Dataset excerpts:
..............................
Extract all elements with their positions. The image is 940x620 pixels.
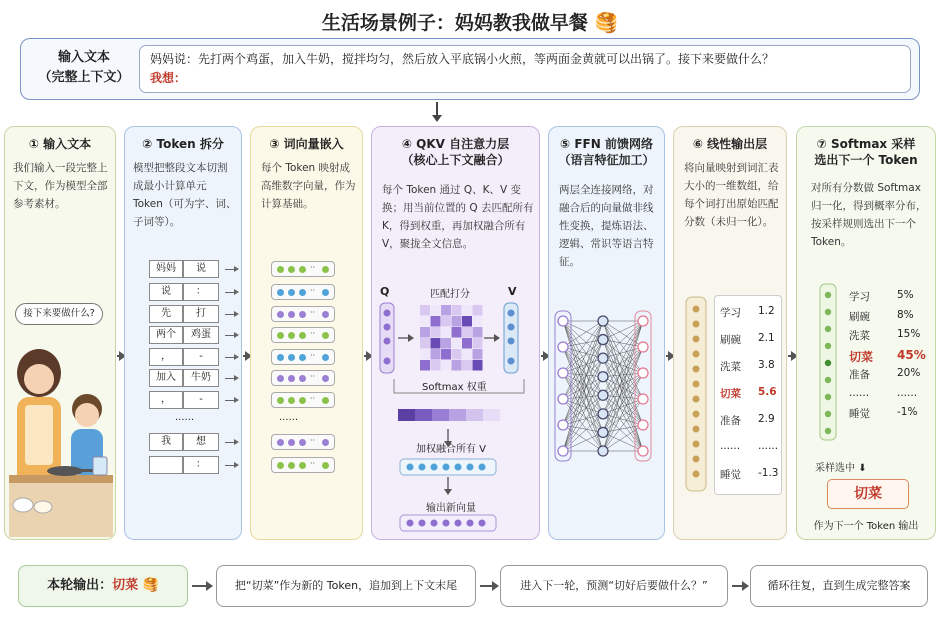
pancake-icon: 🥞	[594, 12, 619, 34]
embedding-vector: ··	[271, 370, 335, 386]
q-label: Q	[380, 285, 390, 298]
score-value: 2.1	[758, 332, 775, 344]
logit-dot	[693, 381, 700, 388]
attention-cell	[441, 305, 451, 316]
neuron	[638, 342, 648, 352]
attention-cell	[420, 338, 430, 349]
v-label: V	[508, 285, 517, 298]
logit-dot	[693, 366, 700, 373]
logit-dot	[693, 471, 700, 478]
attention-cell	[441, 338, 451, 349]
pancake-icon: 🥞	[142, 578, 159, 593]
attention-cell	[473, 360, 483, 371]
score-word: 洗菜	[720, 361, 741, 373]
token-cell: ，	[149, 391, 183, 409]
attention-cell	[452, 305, 462, 316]
embedding-vector: ··	[271, 392, 335, 408]
panel-title: ① 输入文本	[28, 137, 92, 151]
probability-dot	[825, 411, 831, 417]
panel-attention	[371, 126, 540, 540]
speech-bubble: 接下来要做什么?	[15, 303, 103, 325]
vector-dot	[443, 520, 450, 527]
neuron	[558, 420, 568, 430]
attention-cell	[452, 327, 462, 338]
attention-cell	[431, 305, 441, 316]
panel-desc: 每个 Token 映射成高维数字向量，作为计算基础。	[261, 162, 356, 210]
probability-word: 睡觉	[849, 408, 870, 420]
round-output-box: 本轮输出：切菜 🥞	[18, 565, 188, 607]
down-arrow-icon	[436, 102, 438, 118]
panel-input-text	[4, 126, 116, 540]
vector-dot	[419, 520, 426, 527]
score-word: 学习	[720, 307, 741, 319]
softmax-label: Softmax 权重	[422, 382, 487, 393]
softmax-weight-cell	[466, 409, 483, 421]
token-cell: ：	[183, 283, 219, 301]
logit-dot	[693, 426, 700, 433]
arrow-icon	[666, 355, 672, 357]
arrow-icon	[225, 442, 237, 443]
panel-desc: 我们输入一段完整上下文，作为模型全部参考素材。	[13, 162, 108, 210]
neuron	[598, 335, 608, 345]
attention-cell	[452, 338, 462, 349]
neuron	[558, 368, 568, 378]
sampled-label: 采样选中 ⬇	[815, 463, 867, 474]
arrow-icon	[225, 378, 237, 379]
attention-cell	[420, 327, 430, 338]
softmax-weight-cell	[415, 409, 432, 421]
probability-word: 准备	[849, 369, 870, 381]
sampled-footer: 作为下一个 Token 输出	[813, 521, 919, 532]
panel-desc: 两层全连接网络，对融合后的向量做非线性变换，提炼语法、逻辑、常识等语言特征。	[559, 184, 654, 268]
token-cell: ，	[149, 348, 183, 366]
neuron	[598, 316, 608, 326]
input-text-box	[20, 38, 920, 100]
page-title: 生活场景例子：妈妈教我做早餐 🥞	[321, 12, 619, 34]
probability-value: 8%	[897, 308, 914, 321]
vector-dot	[431, 520, 438, 527]
neuron	[598, 409, 608, 419]
logit-dot	[693, 396, 700, 403]
attention-cell	[473, 338, 483, 349]
probability-value: -1%	[897, 406, 918, 418]
arrow-icon	[225, 465, 237, 466]
probability-dot	[825, 326, 831, 332]
attention-cell	[431, 349, 441, 360]
attention-cell	[431, 316, 441, 327]
attention-cell	[462, 316, 472, 327]
neuron	[558, 316, 568, 326]
embedding-vector: ··	[271, 457, 335, 473]
panel-desc: 将向量映射到词汇表大小的一维数组，给每个词打出原始匹配分数（未归一化）。	[684, 162, 779, 228]
neuron	[638, 394, 648, 404]
embedding-vector: ··	[271, 261, 335, 277]
attention-cell	[420, 305, 430, 316]
score-value: 3.8	[758, 359, 775, 371]
attention-cell	[441, 349, 451, 360]
logit-dot	[693, 441, 700, 448]
neural-network-diagram	[553, 307, 663, 467]
attention-cell	[441, 360, 451, 371]
panel-title: ④ QKV 自注意力层 （核心上下文融合）	[401, 137, 510, 167]
arrow-icon	[480, 585, 496, 587]
token-cell: 两个	[149, 326, 183, 344]
arrow-icon	[225, 269, 237, 270]
arrow-icon	[117, 355, 123, 357]
token-cell: 说	[149, 283, 183, 301]
vector-dot	[455, 464, 462, 471]
score-value: 2.9	[758, 413, 775, 425]
softmax-weight-cell	[449, 409, 466, 421]
attention-cell	[462, 305, 472, 316]
softmax-weight-cell	[500, 409, 517, 421]
arrow-icon	[225, 335, 237, 336]
arrow-icon	[225, 357, 237, 358]
neuron	[598, 390, 608, 400]
vector-dot	[419, 464, 426, 471]
logit-dot	[693, 411, 700, 418]
token-cell: 妈妈	[149, 260, 183, 278]
vector-dot	[443, 464, 450, 471]
vector-dot	[455, 520, 462, 527]
vector-dot	[407, 520, 414, 527]
sampled-token-box: 切菜	[827, 479, 909, 509]
probability-dot	[825, 394, 831, 400]
embedding-vector: ··	[271, 349, 335, 365]
softmax-weight-cell	[432, 409, 449, 421]
logit-dot	[693, 321, 700, 328]
neuron	[638, 316, 648, 326]
attention-cell	[420, 349, 430, 360]
logit-dot	[693, 336, 700, 343]
score-value: 1.2	[758, 305, 775, 317]
neuron	[558, 342, 568, 352]
panel-desc: 对所有分数做 Softmax 归一化，得到概率分布，按采样规则选出下一个 Token。	[811, 182, 927, 248]
embedding-vector: ··	[271, 284, 335, 300]
output-vector-label: 输出新向量	[426, 503, 476, 514]
input-label: 输入文本 （完整上下文）	[38, 50, 130, 85]
score-word: 切菜	[720, 388, 741, 400]
attention-cell	[420, 360, 430, 371]
score-value: -1.3	[758, 467, 779, 479]
embedding-vector: ··	[271, 327, 335, 343]
neuron	[598, 372, 608, 382]
attention-cell	[441, 316, 451, 327]
score-word: 准备	[720, 415, 741, 427]
panel-linear-output	[673, 126, 787, 540]
neuron	[598, 353, 608, 363]
arrow-icon	[225, 314, 237, 315]
attention-cell	[431, 360, 441, 371]
panel-title: ③ 词向量嵌入	[269, 137, 344, 151]
token-cell: -	[183, 348, 219, 366]
logit-vector	[684, 295, 708, 495]
token-cell: 鸡蛋	[183, 326, 219, 344]
score-word: 刷碗	[720, 334, 741, 346]
token-cell: ：	[183, 456, 219, 474]
embedding-vector: ··	[271, 306, 335, 322]
neuron	[598, 427, 608, 437]
score-word: ......	[720, 440, 741, 452]
probability-dot	[825, 377, 831, 383]
neuron	[638, 446, 648, 456]
down-arrow-icon: ⬇	[858, 463, 867, 474]
probability-dot	[825, 428, 831, 434]
attention-cell	[462, 349, 472, 360]
probability-word: 刷碗	[849, 310, 870, 323]
token-cell: 想	[183, 433, 219, 451]
arrow-icon	[732, 585, 746, 587]
probability-word: 洗菜	[849, 330, 870, 342]
embedding-vector: ··	[271, 434, 335, 450]
attention-cell	[462, 360, 472, 371]
panel-title: ⑥ 线性输出层	[692, 137, 768, 151]
probability-word: 学习	[849, 291, 870, 303]
attention-cell	[473, 305, 483, 316]
token-cell: 我	[149, 433, 183, 451]
panel-softmax-sampling	[796, 126, 936, 540]
attention-cell	[473, 327, 483, 338]
probability-dot	[825, 292, 831, 298]
score-value: 5.6	[758, 386, 777, 398]
panel-title: ⑦ Softmax 采样 选出下一个 Token	[814, 137, 918, 167]
token-cell: 加入	[149, 369, 183, 387]
probability-word: ......	[849, 386, 870, 399]
match-label: 匹配打分	[430, 289, 470, 300]
token-cell	[149, 456, 183, 474]
panel-token-split	[124, 126, 242, 540]
attention-cell	[473, 349, 483, 360]
probability-value: ......	[897, 386, 918, 399]
probability-value: 45%	[897, 347, 926, 362]
step-next-round: 进入下一轮，预测“切好后要做什么？”	[500, 565, 728, 607]
token-cell: -	[183, 391, 219, 409]
neuron	[558, 394, 568, 404]
token-ellipsis: ......	[175, 412, 195, 423]
mom-and-child-illustration	[9, 333, 113, 537]
arrow-icon	[225, 292, 237, 293]
softmax-weight-cell	[398, 409, 415, 421]
token-cell: 打	[183, 305, 219, 323]
probability-value: 5%	[897, 289, 914, 301]
token-cell: 说	[183, 260, 219, 278]
score-word: 睡觉	[720, 469, 741, 481]
attention-cell	[462, 327, 472, 338]
arrow-icon	[788, 355, 795, 357]
vector-dot	[467, 520, 474, 527]
vector-dot	[467, 464, 474, 471]
attention-cell	[431, 338, 441, 349]
neuron	[638, 420, 648, 430]
arrow-icon	[364, 355, 370, 357]
fuse-label: 加权融合所有 V	[416, 444, 487, 455]
vector-dot	[431, 464, 438, 471]
step-loop: 循环往复，直到生成完整答案	[750, 565, 928, 607]
attention-cell	[452, 349, 462, 360]
score-value: ......	[758, 440, 779, 452]
vector-dot	[479, 520, 486, 527]
token-cell: 牛奶	[183, 369, 219, 387]
arrow-icon	[225, 400, 237, 401]
attention-cell	[473, 316, 483, 327]
vector-dot	[479, 464, 486, 471]
neuron	[558, 446, 568, 456]
probability-dot	[825, 360, 831, 366]
attention-cell	[452, 316, 462, 327]
input-context-text: 妈妈说：先打两个鸡蛋，加入牛奶，搅拌均匀，然后放入平底锅小火煎，等两面金黄就可以出锅了。接下来要做什么？ 我想：	[139, 45, 911, 93]
panel-embedding	[250, 126, 363, 540]
probability-dot	[825, 309, 831, 315]
panel-desc: 每个 Token 通过 Q、K、V 变换；用当前位置的 Q 去匹配所有 K，得到权重，再加权融合所有 V，聚拢全文信息。	[382, 184, 534, 250]
token-cell: 先	[149, 305, 183, 323]
step-append-token: 把“切菜”作为新的 Token，追加到上下文末尾	[216, 565, 476, 607]
logit-dot	[693, 456, 700, 463]
probability-dot	[825, 343, 831, 349]
attention-cell	[441, 327, 451, 338]
arrow-icon	[192, 585, 210, 587]
arrow-icon	[243, 355, 249, 357]
attention-cell	[452, 360, 462, 371]
panel-title: ② Token 拆分	[142, 137, 224, 151]
arrow-icon	[541, 355, 547, 357]
logit-dot	[693, 306, 700, 313]
panel-ffn	[548, 126, 665, 540]
vector-dot	[407, 464, 414, 471]
panel-title: ⑤ FFN 前馈网络 （语言特征加工）	[558, 137, 655, 167]
attention-cell	[420, 316, 430, 327]
probability-word: 切菜	[849, 349, 874, 364]
softmax-weight-cell	[483, 409, 500, 421]
probability-value: 20%	[897, 367, 921, 379]
neuron	[598, 446, 608, 456]
probability-value: 15%	[897, 328, 921, 340]
neuron	[638, 368, 648, 378]
token-ellipsis: ......	[279, 412, 299, 423]
probability-vector	[819, 283, 837, 443]
panel-desc: 模型把整段文本切割成最小计算单元 Token（可为字、词、子词等）。	[133, 162, 237, 228]
logit-dot	[693, 351, 700, 358]
attention-cell	[431, 327, 441, 338]
attention-cell	[462, 338, 472, 349]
..............................
Task to complete: Count the rows above that contain the string "input", treating uppercase and lowercase letters as different. Reply with the number alone.

The solution: 4